(Collected data)
━━━━━━━━━━━━━━━━━━━━
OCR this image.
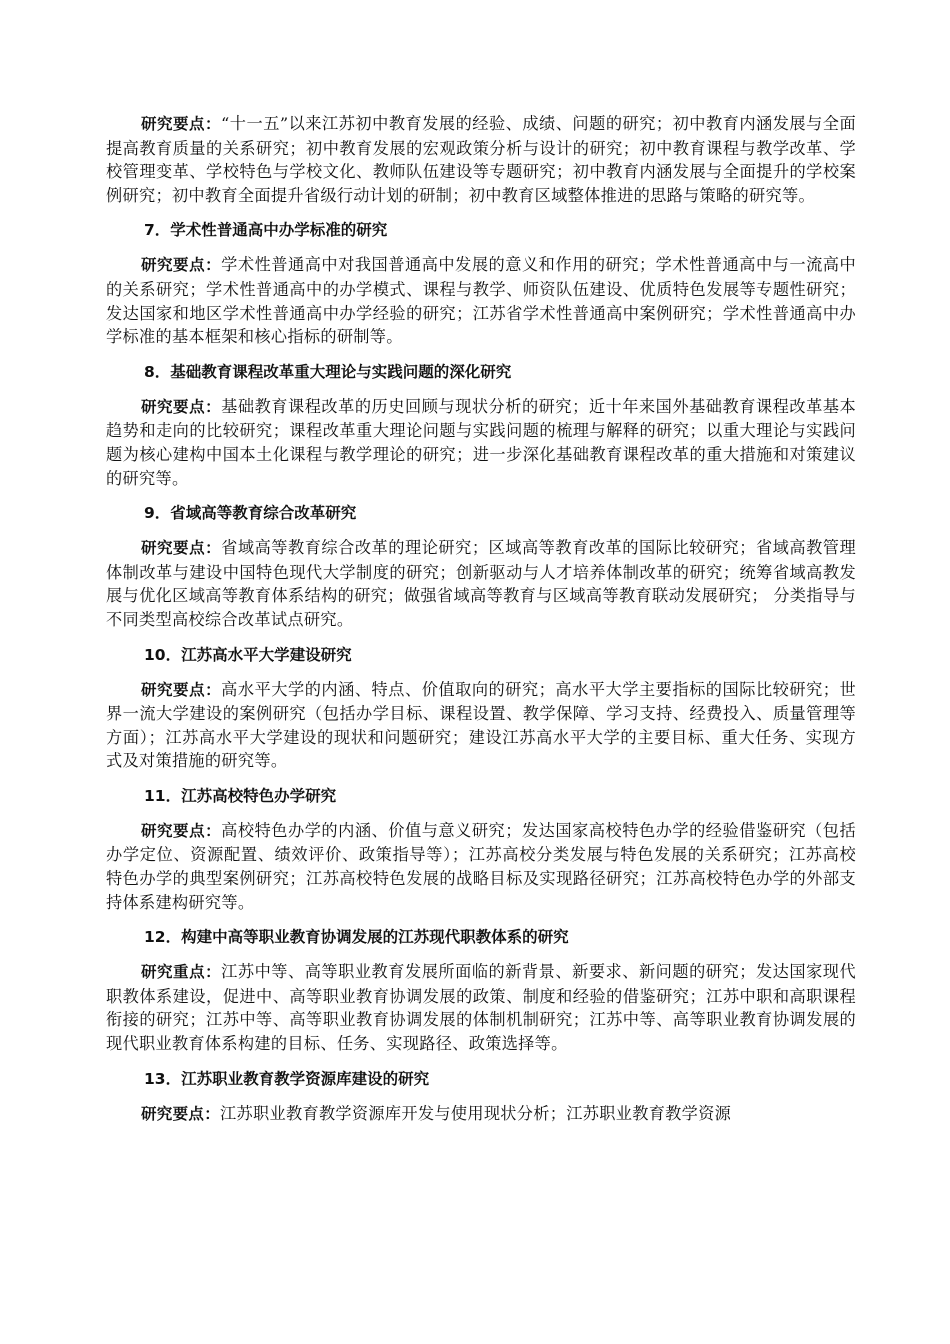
研究要点：“十一五”以来江苏初中教育发展的经验、成绩、问题的研究；初中教育内涵发展与全面提高教育质量的关系研究；初中教育发展的宏观政策分析与设计的研究；初中教育课程与教学改革、学校管理变革、学校特色与学校文化、教师队伍建设等专题研究；初中教育内涵发展与全面提升的学校案例研究；初中教育全面提升省级行动计划的研制；初中教育区域整体推进的思路与策略的研究等。

7．学术性普通高中办学标准的研究

研究要点：学术性普通高中对我国普通高中发展的意义和作用的研究；学术性普通高中与一流高中的关系研究；学术性普通高中的办学模式、课程与教学、师资队伍建设、优质特色发展等专题性研究；发达国家和地区学术性普通高中办学经验的研究；江苏省学术性普通高中案例研究；学术性普通高中办学标准的基本框架和核心指标的研制等。

8．基础教育课程改革重大理论与实践问题的深化研究

研究要点：基础教育课程改革的历史回顾与现状分析的研究；近十年来国外基础教育课程改革基本趋势和走向的比较研究；课程改革重大理论问题与实践问题的梳理与解释的研究；以重大理论与实践问题为核心建构中国本土化课程与教学理论的研究；进一步深化基础教育课程改革的重大措施和对策建议的研究等。

9．省域高等教育综合改革研究

研究要点：省域高等教育综合改革的理论研究；区域高等教育改革的国际比较研究；省域高教管理体制改革与建设中国特色现代大学制度的研究；创新驱动与人才培养体制改革的研究；统筹省域高教发展与优化区域高等教育体系结构的研究；做强省域高等教育与区域高等教育联动发展研究； 分类指导与不同类型高校综合改革试点研究。

10．江苏高水平大学建设研究

研究要点：高水平大学的内涵、特点、价值取向的研究；高水平大学主要指标的国际比较研究；世界一流大学建设的案例研究（包括办学目标、课程设置、教学保障、学习支持、经费投入、质量管理等方面）；江苏高水平大学建设的现状和问题研究；建设江苏高水平大学的主要目标、重大任务、实现方式及对策措施的研究等。

11．江苏高校特色办学研究

研究要点：高校特色办学的内涵、价值与意义研究；发达国家高校特色办学的经验借鉴研究（包括办学定位、资源配置、绩效评价、政策指导等）；江苏高校分类发展与特色发展的关系研究；江苏高校特色办学的典型案例研究；江苏高校特色发展的战略目标及实现路径研究；江苏高校特色办学的外部支持体系建构研究等。

12．构建中高等职业教育协调发展的江苏现代职教体系的研究

研究重点：江苏中等、高等职业教育发展所面临的新背景、新要求、新问题的研究；发达国家现代职教体系建设，促进中、高等职业教育协调发展的政策、制度和经验的借鉴研究；江苏中职和高职课程衔接的研究；江苏中等、高等职业教育协调发展的体制机制研究；江苏中等、高等职业教育协调发展的现代职业教育体系构建的目标、任务、实现路径、政策选择等。

13．江苏职业教育教学资源库建设的研究

研究要点：江苏职业教育教学资源库开发与使用现状分析；江苏职业教育教学资源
━━━━━━━━━━━━━━━━━━━━
What needs to be done: Show, from the material above, each line that includes the string "研究要点".

Result:
研究要点：“十一五”以来江苏初中教育发展的经验、成绩、问题的研究；初中教育内涵发展与全面提高教育质量的关系研究；初中教育发展的宏观政策分析与设计的研究；初中教育课程与教学改革、学校管理变革、学校特色与学校文化、教师队伍建设等专题研究；初中教育内涵发展与全面提升的学校案例研究；初中教育全面提升省级行动计划的研制；初中教育区域整体推进的思路与策略的研究等。
研究要点：学术性普通高中对我国普通高中发展的意义和作用的研究；学术性普通高中与一流高中的关系研究；学术性普通高中的办学模式、课程与教学、师资队伍建设、优质特色发展等专题性研究；发达国家和地区学术性普通高中办学经验的研究；江苏省学术性普通高中案例研究；学术性普通高中办学标准的基本框架和核心指标的研制等。
研究要点：基础教育课程改革的历史回顾与现状分析的研究；近十年来国外基础教育课程改革基本趋势和走向的比较研究；课程改革重大理论问题与实践问题的梳理与解释的研究；以重大理论与实践问题为核心建构中国本土化课程与教学理论的研究；进一步深化基础教育课程改革的重大措施和对策建议的研究等。
研究要点：省域高等教育综合改革的理论研究；区域高等教育改革的国际比较研究；省域高教管理体制改革与建设中国特色现代大学制度的研究；创新驱动与人才培养体制改革的研究；统筹省域高教发展与优化区域高等教育体系结构的研究；做强省域高等教育与区域高等教育联动发展研究； 分类指导与不同类型高校综合改革试点研究。
研究要点：高水平大学的内涵、特点、价值取向的研究；高水平大学主要指标的国际比较研究；世界一流大学建设的案例研究（包括办学目标、课程设置、教学保障、学习支持、经费投入、质量管理等方面）；江苏高水平大学建设的现状和问题研究；建设江苏高水平大学的主要目标、重大任务、实现方式及对策措施的研究等。
研究要点：高校特色办学的内涵、价值与意义研究；发达国家高校特色办学的经验借鉴研究（包括办学定位、资源配置、绩效评价、政策指导等）；江苏高校分类发展与特色发展的关系研究；江苏高校特色办学的典型案例研究；江苏高校特色发展的战略目标及实现路径研究；江苏高校特色办学的外部支持体系建构研究等。
研究要点：江苏职业教育教学资源库开发与使用现状分析；江苏职业教育教学资源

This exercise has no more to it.